--- ROWS ---
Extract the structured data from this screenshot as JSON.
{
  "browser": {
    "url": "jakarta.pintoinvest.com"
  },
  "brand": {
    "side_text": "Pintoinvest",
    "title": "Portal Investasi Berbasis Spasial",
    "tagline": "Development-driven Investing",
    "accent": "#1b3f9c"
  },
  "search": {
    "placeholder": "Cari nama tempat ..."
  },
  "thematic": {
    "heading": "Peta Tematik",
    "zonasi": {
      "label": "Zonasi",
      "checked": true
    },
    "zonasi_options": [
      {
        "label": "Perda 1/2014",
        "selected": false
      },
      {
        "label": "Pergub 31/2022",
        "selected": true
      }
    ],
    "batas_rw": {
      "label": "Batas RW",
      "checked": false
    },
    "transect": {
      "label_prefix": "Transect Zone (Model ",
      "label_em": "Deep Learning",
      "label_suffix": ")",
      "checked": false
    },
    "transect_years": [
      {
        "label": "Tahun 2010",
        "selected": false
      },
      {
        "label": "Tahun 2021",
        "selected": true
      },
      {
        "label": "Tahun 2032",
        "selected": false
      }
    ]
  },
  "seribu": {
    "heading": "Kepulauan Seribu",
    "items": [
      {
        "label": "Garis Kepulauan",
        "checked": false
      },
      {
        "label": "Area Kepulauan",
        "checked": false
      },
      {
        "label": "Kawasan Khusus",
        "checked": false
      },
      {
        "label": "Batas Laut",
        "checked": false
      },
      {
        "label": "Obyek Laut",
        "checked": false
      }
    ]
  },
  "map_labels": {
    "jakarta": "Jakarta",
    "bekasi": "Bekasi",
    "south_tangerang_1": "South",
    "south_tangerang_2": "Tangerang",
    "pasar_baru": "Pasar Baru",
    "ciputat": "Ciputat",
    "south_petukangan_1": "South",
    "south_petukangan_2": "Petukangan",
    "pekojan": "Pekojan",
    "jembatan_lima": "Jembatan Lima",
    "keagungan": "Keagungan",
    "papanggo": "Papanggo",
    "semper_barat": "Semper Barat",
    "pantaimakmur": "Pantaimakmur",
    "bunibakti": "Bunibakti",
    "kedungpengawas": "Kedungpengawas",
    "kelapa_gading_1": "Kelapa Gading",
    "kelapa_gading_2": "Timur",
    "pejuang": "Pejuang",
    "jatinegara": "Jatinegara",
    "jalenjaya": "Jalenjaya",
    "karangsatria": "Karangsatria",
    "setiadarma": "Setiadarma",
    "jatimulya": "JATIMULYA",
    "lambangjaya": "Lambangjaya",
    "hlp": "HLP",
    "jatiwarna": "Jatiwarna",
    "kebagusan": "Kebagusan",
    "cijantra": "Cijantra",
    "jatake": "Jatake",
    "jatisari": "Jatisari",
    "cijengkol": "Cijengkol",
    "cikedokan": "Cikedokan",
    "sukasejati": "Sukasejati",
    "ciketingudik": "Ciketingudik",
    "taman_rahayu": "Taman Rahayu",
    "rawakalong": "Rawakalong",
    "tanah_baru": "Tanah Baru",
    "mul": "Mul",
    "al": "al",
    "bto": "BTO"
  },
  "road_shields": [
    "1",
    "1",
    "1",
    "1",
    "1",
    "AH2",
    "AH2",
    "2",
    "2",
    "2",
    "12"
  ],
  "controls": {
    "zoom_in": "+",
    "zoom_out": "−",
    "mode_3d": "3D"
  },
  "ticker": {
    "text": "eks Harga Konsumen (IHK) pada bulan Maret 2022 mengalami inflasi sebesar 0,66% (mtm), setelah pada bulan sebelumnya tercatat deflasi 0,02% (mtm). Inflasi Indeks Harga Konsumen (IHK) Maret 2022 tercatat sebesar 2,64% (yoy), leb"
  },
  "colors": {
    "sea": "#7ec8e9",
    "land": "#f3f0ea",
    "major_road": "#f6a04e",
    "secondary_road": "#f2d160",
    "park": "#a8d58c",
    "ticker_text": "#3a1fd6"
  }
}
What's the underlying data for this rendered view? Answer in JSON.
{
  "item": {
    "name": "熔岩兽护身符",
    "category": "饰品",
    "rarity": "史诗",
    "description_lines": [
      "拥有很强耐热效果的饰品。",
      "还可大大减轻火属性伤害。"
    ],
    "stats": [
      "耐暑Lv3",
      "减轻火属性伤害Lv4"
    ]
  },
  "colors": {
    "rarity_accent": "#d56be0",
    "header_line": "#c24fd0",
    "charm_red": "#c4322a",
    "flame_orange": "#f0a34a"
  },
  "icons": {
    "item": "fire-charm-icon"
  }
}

--- WHAT THIS TASK INVOLVES ---
Go back to the data above and please quote exactly, and only, the lines from the line with "What's the underlying" through its last line.

--- SOLUTION FOR THIS PROBLEM ---
What's the underlying data for this rendered view? Answer in JSON.
{
  "item": {
    "name": "熔岩兽护身符",
    "category": "饰品",
    "rarity": "史诗",
    "description_lines": [
      "拥有很强耐热效果的饰品。",
      "还可大大减轻火属性伤害。"
    ],
    "stats": [
      "耐暑Lv3",
      "减轻火属性伤害Lv4"
    ]
  },
  "colors": {
    "rarity_accent": "#d56be0",
    "header_line": "#c24fd0",
    "charm_red": "#c4322a",
    "flame_orange": "#f0a34a"
  },
  "icons": {
    "item": "fire-charm-icon"
  }
}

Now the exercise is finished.